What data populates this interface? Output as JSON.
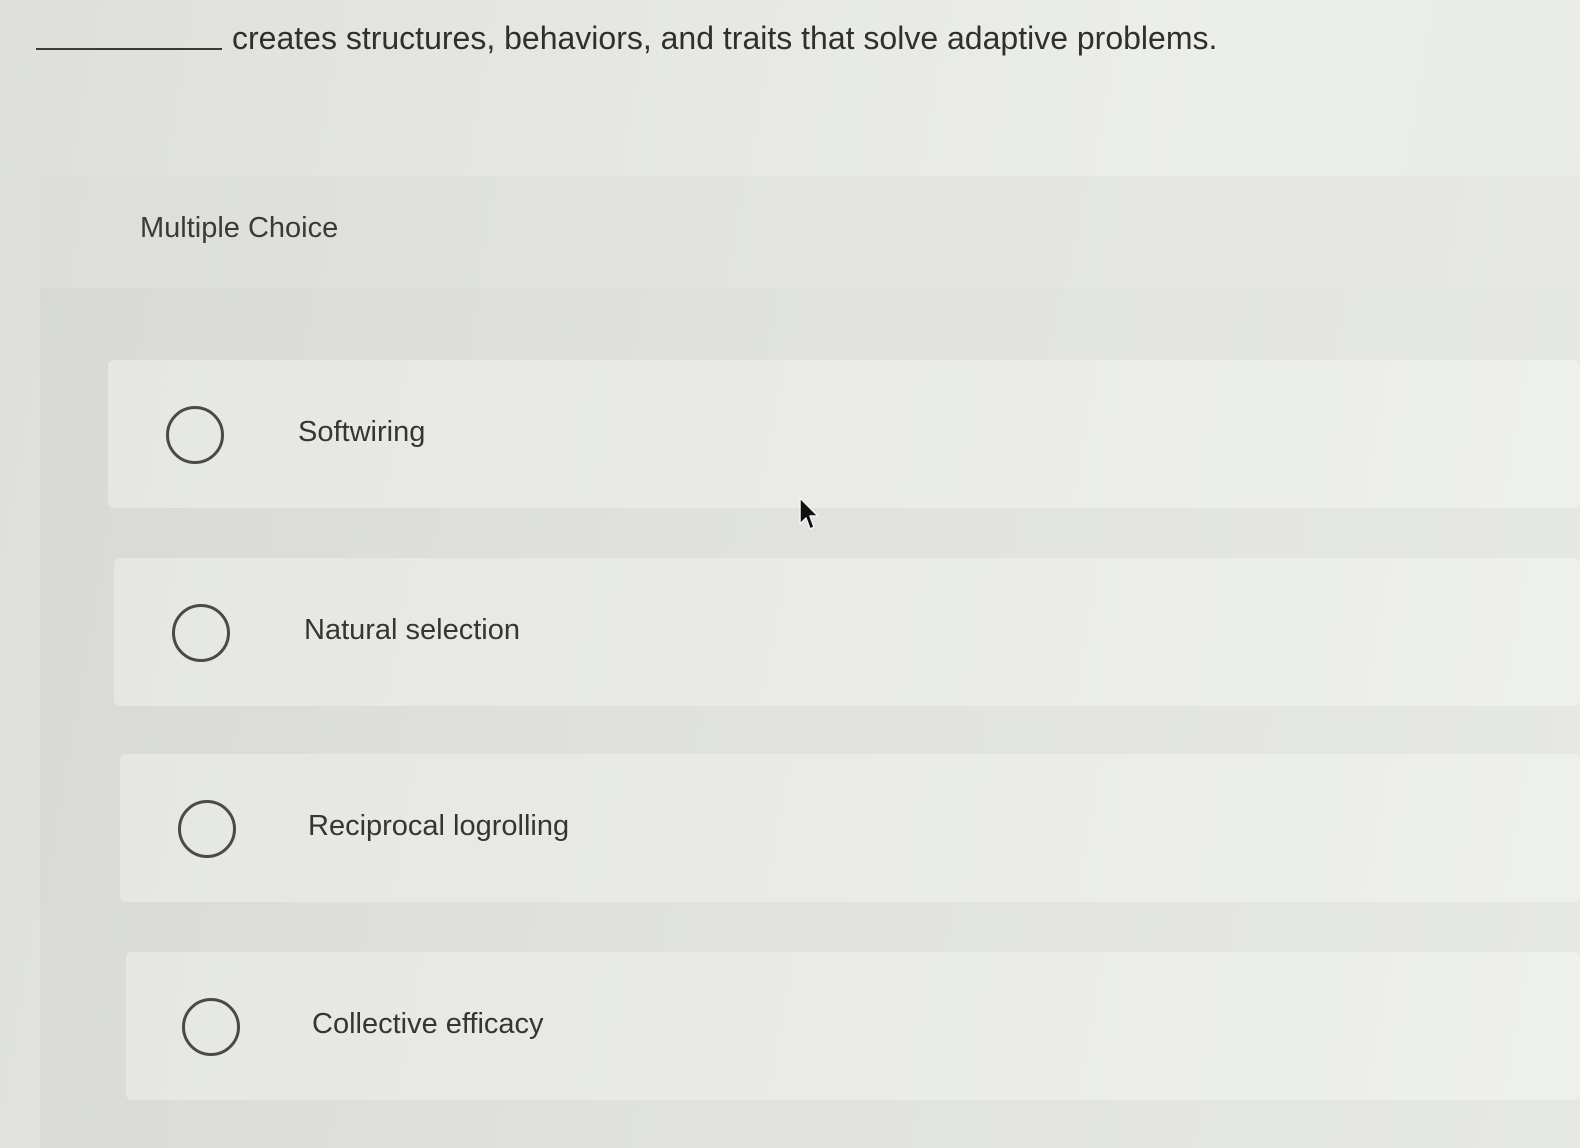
{
  "question": {
    "text": "creates structures, behaviors, and traits that solve adaptive problems."
  },
  "multiple_choice": {
    "title": "Multiple Choice",
    "options": [
      {
        "label": "Softwiring",
        "selected": false
      },
      {
        "label": "Natural selection",
        "selected": false
      },
      {
        "label": "Reciprocal logrolling",
        "selected": false
      },
      {
        "label": "Collective efficacy",
        "selected": false
      }
    ]
  },
  "icons": {
    "radio": "radio-button-unchecked-icon",
    "cursor": "mouse-pointer-icon"
  },
  "colors": {
    "text": "#2e2e2e",
    "radio_border": "#4a4a4a",
    "panel_bg": "#e0e1dd"
  }
}
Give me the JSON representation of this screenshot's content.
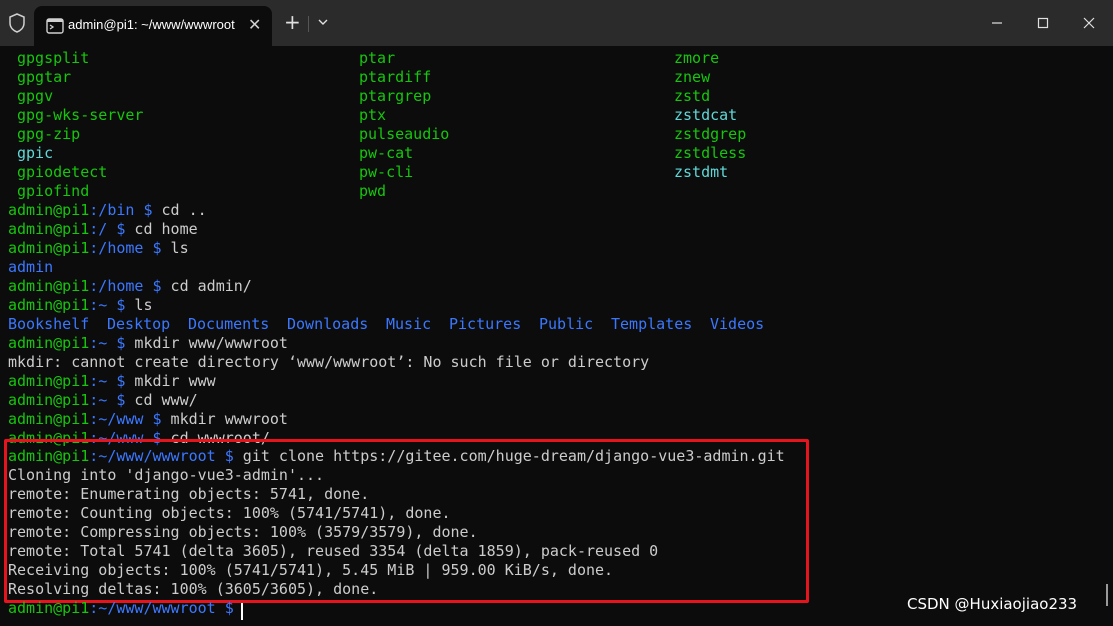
{
  "window": {
    "tab_title": "admin@pi1: ~/www/wwwroot",
    "tab_close": "✕",
    "new_tab": "+"
  },
  "colors": {
    "green": "#16c60c",
    "blue": "#3b78ff",
    "cyan": "#61d6d6",
    "text": "#cccccc",
    "highlight": "#e8141d"
  },
  "listing": {
    "col1": [
      "gpgsplit",
      "gpgtar",
      "gpgv",
      "gpg-wks-server",
      "gpg-zip",
      "gpic",
      "gpiodetect",
      "gpiofind"
    ],
    "col2": [
      "ptar",
      "ptardiff",
      "ptargrep",
      "ptx",
      "pulseaudio",
      "pw-cat",
      "pw-cli",
      "pwd"
    ],
    "col3": [
      "zmore",
      "znew",
      "zstd",
      "zstdcat",
      "zstdgrep",
      "zstdless",
      "zstdmt"
    ]
  },
  "session": {
    "user": "admin@pi1",
    "l1_path": ":/bin $",
    "l1_cmd": " cd ..",
    "l2_path": ":/ $",
    "l2_cmd": " cd home",
    "l3_path": ":/home $",
    "l3_cmd": " ls",
    "l4_out": "admin",
    "l5_path": ":/home $",
    "l5_cmd": " cd admin/",
    "l6_path": ":~ $",
    "l6_cmd": " ls",
    "dirs": [
      "Bookshelf",
      "Desktop",
      "Documents",
      "Downloads",
      "Music",
      "Pictures",
      "Public",
      "Templates",
      "Videos"
    ],
    "l8_path": ":~ $",
    "l8_cmd": " mkdir www/wwwroot",
    "l9_out": "mkdir: cannot create directory ‘www/wwwroot’: No such file or directory",
    "l10_path": ":~ $",
    "l10_cmd": " mkdir www",
    "l11_path": ":~ $",
    "l11_cmd": " cd www/",
    "l12_path": ":~/www $",
    "l12_cmd": " mkdir wwwroot",
    "l13_path": ":~/www $",
    "l13_cmd": " cd wwwroot/",
    "l14_path": ":~/www/wwwroot $",
    "l14_cmd": " git clone https://gitee.com/huge-dream/django-vue3-admin.git",
    "clone_output": [
      "Cloning into 'django-vue3-admin'...",
      "remote: Enumerating objects: 5741, done.",
      "remote: Counting objects: 100% (5741/5741), done.",
      "remote: Compressing objects: 100% (3579/3579), done.",
      "remote: Total 5741 (delta 3605), reused 3354 (delta 1859), pack-reused 0",
      "Receiving objects: 100% (5741/5741), 5.45 MiB | 959.00 KiB/s, done.",
      "Resolving deltas: 100% (3605/3605), done."
    ],
    "final_path": ":~/www/wwwroot $"
  },
  "watermark": "CSDN @Huxiaojiao233"
}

◆ **Exercise details**
Transcribe the records verbatim and omit the images.

◆ **Written response**
What data populates this interface? Output as JSON.
{
  "question": {
    "text": "creates structures, behaviors, and traits that solve adaptive problems."
  },
  "multiple_choice": {
    "title": "Multiple Choice",
    "options": [
      {
        "label": "Softwiring",
        "selected": false
      },
      {
        "label": "Natural selection",
        "selected": false
      },
      {
        "label": "Reciprocal logrolling",
        "selected": false
      },
      {
        "label": "Collective efficacy",
        "selected": false
      }
    ]
  },
  "icons": {
    "radio": "radio-button-unchecked-icon",
    "cursor": "mouse-pointer-icon"
  },
  "colors": {
    "text": "#2e2e2e",
    "radio_border": "#4a4a4a",
    "panel_bg": "#e0e1dd"
  }
}
Give me the JSON representation of this screenshot's content.
{
  "window": {
    "tab_title": "admin@pi1: ~/www/wwwroot",
    "tab_close": "✕",
    "new_tab": "+"
  },
  "colors": {
    "green": "#16c60c",
    "blue": "#3b78ff",
    "cyan": "#61d6d6",
    "text": "#cccccc",
    "highlight": "#e8141d"
  },
  "listing": {
    "col1": [
      "gpgsplit",
      "gpgtar",
      "gpgv",
      "gpg-wks-server",
      "gpg-zip",
      "gpic",
      "gpiodetect",
      "gpiofind"
    ],
    "col2": [
      "ptar",
      "ptardiff",
      "ptargrep",
      "ptx",
      "pulseaudio",
      "pw-cat",
      "pw-cli",
      "pwd"
    ],
    "col3": [
      "zmore",
      "znew",
      "zstd",
      "zstdcat",
      "zstdgrep",
      "zstdless",
      "zstdmt"
    ]
  },
  "session": {
    "user": "admin@pi1",
    "l1_path": ":/bin $",
    "l1_cmd": " cd ..",
    "l2_path": ":/ $",
    "l2_cmd": " cd home",
    "l3_path": ":/home $",
    "l3_cmd": " ls",
    "l4_out": "admin",
    "l5_path": ":/home $",
    "l5_cmd": " cd admin/",
    "l6_path": ":~ $",
    "l6_cmd": " ls",
    "dirs": [
      "Bookshelf",
      "Desktop",
      "Documents",
      "Downloads",
      "Music",
      "Pictures",
      "Public",
      "Templates",
      "Videos"
    ],
    "l8_path": ":~ $",
    "l8_cmd": " mkdir www/wwwroot",
    "l9_out": "mkdir: cannot create directory ‘www/wwwroot’: No such file or directory",
    "l10_path": ":~ $",
    "l10_cmd": " mkdir www",
    "l11_path": ":~ $",
    "l11_cmd": " cd www/",
    "l12_path": ":~/www $",
    "l12_cmd": " mkdir wwwroot",
    "l13_path": ":~/www $",
    "l13_cmd": " cd wwwroot/",
    "l14_path": ":~/www/wwwroot $",
    "l14_cmd": " git clone https://gitee.com/huge-dream/django-vue3-admin.git",
    "clone_output": [
      "Cloning into 'django-vue3-admin'...",
      "remote: Enumerating objects: 5741, done.",
      "remote: Counting objects: 100% (5741/5741), done.",
      "remote: Compressing objects: 100% (3579/3579), done.",
      "remote: Total 5741 (delta 3605), reused 3354 (delta 1859), pack-reused 0",
      "Receiving objects: 100% (5741/5741), 5.45 MiB | 959.00 KiB/s, done.",
      "Resolving deltas: 100% (3605/3605), done."
    ],
    "final_path": ":~/www/wwwroot $"
  },
  "watermark": "CSDN @Huxiaojiao233"
}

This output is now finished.